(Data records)
################

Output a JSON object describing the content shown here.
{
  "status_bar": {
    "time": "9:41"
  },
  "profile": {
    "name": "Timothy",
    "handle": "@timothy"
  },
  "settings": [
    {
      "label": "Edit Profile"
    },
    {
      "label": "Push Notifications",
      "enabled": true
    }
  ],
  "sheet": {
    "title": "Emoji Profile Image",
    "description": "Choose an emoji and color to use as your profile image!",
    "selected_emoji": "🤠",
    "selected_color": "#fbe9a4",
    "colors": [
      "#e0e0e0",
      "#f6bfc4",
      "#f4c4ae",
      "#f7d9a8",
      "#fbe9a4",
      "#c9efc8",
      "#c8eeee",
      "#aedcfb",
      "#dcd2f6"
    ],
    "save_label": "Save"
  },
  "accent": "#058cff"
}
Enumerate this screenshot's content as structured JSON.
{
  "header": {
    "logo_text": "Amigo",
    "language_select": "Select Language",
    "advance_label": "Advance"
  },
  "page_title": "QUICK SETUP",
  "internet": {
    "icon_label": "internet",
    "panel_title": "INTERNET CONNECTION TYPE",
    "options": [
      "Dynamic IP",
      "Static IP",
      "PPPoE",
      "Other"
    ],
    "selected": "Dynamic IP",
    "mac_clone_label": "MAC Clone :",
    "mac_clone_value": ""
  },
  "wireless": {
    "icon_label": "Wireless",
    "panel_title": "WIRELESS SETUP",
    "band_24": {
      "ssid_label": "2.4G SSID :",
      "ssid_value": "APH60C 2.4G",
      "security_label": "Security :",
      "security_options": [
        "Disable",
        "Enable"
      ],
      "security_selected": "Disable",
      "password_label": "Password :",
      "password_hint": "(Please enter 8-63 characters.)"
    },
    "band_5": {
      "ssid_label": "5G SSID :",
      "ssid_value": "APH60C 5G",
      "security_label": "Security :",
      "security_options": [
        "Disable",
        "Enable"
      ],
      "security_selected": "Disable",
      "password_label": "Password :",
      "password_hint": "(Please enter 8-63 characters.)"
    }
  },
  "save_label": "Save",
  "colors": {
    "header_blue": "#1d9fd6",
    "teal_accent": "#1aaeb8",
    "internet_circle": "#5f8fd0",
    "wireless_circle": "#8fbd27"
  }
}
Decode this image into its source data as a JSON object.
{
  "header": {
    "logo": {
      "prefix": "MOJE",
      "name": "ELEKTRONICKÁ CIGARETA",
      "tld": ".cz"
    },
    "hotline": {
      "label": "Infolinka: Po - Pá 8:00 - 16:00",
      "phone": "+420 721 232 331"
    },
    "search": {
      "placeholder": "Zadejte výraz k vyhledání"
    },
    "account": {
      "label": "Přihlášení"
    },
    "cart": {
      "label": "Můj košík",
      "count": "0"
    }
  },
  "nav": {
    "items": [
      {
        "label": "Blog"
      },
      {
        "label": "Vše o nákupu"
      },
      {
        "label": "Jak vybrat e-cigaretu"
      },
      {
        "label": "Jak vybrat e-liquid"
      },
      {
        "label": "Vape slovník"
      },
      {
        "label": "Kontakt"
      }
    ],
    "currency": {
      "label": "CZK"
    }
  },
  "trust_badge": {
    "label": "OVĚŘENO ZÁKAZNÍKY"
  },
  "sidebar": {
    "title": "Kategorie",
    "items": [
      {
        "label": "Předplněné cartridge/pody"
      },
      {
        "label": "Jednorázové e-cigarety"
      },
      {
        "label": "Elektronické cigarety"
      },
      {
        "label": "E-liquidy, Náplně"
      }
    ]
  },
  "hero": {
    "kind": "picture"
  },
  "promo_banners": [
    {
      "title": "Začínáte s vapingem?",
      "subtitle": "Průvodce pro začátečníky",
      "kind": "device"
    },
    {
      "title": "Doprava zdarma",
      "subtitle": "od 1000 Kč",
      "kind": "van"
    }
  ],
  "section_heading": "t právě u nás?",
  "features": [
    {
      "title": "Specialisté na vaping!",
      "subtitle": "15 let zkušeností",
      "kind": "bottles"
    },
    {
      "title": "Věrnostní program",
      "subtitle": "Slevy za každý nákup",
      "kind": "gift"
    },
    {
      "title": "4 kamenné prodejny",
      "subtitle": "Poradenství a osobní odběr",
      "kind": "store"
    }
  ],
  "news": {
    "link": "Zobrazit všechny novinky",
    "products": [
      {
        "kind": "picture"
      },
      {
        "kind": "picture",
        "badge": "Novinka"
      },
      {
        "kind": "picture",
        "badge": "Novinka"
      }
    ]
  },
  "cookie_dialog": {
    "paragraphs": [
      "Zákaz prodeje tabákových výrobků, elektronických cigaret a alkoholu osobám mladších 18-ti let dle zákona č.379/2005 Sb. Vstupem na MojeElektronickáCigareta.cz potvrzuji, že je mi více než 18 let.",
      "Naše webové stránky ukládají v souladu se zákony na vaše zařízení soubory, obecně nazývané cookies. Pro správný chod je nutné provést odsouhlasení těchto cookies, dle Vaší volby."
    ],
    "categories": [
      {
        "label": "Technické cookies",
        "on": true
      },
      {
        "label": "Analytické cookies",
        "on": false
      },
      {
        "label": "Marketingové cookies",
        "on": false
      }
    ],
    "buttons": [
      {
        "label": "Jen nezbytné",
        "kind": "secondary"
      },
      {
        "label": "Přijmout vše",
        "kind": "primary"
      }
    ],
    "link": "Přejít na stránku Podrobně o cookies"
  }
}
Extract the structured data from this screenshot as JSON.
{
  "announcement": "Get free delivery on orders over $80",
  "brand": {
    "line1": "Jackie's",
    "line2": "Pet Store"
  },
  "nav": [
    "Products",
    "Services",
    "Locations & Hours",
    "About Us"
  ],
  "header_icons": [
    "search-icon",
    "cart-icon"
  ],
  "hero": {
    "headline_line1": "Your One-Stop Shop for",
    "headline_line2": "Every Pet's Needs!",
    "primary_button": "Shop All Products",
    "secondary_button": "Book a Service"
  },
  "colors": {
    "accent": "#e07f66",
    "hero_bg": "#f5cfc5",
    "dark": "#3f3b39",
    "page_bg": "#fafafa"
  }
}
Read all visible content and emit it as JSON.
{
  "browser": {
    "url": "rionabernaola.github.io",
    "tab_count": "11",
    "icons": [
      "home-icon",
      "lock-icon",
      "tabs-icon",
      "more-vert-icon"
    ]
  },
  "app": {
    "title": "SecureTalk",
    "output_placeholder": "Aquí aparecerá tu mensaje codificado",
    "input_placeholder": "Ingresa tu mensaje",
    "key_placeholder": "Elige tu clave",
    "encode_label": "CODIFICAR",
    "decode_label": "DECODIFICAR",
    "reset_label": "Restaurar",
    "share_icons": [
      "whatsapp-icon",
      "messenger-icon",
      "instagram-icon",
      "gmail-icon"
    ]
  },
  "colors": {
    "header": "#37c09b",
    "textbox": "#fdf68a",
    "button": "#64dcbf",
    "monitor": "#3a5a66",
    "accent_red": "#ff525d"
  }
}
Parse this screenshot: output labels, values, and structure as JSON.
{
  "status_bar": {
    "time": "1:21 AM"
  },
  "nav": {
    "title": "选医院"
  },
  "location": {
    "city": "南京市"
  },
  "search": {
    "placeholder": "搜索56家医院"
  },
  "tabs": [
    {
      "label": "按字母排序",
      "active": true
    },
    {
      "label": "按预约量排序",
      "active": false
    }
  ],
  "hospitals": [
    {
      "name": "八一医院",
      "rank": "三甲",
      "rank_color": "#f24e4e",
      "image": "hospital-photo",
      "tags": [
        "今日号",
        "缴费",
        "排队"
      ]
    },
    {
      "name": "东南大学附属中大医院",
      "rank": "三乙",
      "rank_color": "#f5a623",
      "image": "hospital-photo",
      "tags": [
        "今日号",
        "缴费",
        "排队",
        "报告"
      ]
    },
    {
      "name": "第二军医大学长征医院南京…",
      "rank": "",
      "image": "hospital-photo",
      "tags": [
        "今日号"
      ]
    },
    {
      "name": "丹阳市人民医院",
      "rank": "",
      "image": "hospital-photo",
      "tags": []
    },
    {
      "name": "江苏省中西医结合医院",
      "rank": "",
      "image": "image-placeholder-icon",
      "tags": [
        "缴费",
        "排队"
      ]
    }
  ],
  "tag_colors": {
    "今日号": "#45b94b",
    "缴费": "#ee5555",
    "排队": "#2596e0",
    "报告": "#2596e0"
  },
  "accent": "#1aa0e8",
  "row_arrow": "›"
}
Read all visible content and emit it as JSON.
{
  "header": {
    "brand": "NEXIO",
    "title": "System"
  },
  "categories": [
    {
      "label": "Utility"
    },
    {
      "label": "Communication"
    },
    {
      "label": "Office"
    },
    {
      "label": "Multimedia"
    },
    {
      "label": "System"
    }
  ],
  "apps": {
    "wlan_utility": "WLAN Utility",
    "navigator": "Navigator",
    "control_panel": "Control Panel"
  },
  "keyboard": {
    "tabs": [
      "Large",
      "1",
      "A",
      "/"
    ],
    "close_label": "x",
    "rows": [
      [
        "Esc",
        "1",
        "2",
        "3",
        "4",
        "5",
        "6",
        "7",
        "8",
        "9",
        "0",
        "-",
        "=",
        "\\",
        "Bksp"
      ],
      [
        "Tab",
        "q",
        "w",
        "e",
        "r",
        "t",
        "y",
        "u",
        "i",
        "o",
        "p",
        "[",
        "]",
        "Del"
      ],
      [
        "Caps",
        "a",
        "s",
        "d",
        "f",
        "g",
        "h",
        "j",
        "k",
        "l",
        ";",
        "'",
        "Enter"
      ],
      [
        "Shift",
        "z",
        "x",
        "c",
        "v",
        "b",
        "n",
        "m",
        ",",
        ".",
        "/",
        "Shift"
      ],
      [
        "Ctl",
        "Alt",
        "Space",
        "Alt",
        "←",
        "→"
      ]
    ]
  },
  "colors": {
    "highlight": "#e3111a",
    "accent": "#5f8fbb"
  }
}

################

● EXERCISE:
Show the lines of the records that include the string "cookies".

● RESPONSE TO THIS EXERCISE:
      "Naše webové stránky ukládají v souladu se zákony na vaše zařízení soubory, obecně nazývané cookies. Pro správný chod je nutné provést odsouhlasení těchto cookies, dle Vaší volby."
        "label": "Technické cookies",
        "label": "Analytické cookies",
        "label": "Marketingové cookies",
    "link": "Přejít na stránku Podrobně o cookies"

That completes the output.